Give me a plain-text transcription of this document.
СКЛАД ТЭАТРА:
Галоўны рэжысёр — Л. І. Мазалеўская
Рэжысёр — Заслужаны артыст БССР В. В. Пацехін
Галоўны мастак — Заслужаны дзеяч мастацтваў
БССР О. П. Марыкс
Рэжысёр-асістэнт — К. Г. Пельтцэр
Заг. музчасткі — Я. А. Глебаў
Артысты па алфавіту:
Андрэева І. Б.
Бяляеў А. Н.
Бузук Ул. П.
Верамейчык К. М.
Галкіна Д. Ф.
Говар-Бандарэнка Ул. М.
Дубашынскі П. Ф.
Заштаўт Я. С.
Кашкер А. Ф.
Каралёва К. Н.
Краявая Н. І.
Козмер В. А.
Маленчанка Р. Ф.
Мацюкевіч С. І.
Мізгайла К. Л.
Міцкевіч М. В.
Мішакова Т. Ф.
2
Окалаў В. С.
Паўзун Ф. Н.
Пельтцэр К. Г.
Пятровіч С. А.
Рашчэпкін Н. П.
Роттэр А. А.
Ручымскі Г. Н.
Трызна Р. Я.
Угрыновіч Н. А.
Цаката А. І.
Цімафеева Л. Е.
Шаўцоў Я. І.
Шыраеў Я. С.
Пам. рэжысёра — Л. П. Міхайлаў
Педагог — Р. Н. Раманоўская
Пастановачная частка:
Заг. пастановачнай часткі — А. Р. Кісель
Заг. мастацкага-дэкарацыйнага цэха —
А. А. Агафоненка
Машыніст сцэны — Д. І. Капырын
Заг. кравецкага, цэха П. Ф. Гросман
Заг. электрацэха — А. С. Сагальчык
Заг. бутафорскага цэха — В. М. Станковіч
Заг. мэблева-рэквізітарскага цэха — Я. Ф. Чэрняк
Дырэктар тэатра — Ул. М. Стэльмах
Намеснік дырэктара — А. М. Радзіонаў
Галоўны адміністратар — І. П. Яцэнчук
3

══════

■ **Given request**: Pull out every line in the material above where "Заслужаны" occurs.

■ **Response to the task**:
Рэжысёр — Заслужаны артыст БССР В. В. Пацехін
Галоўны мастак — Заслужаны дзеяч мастацтваў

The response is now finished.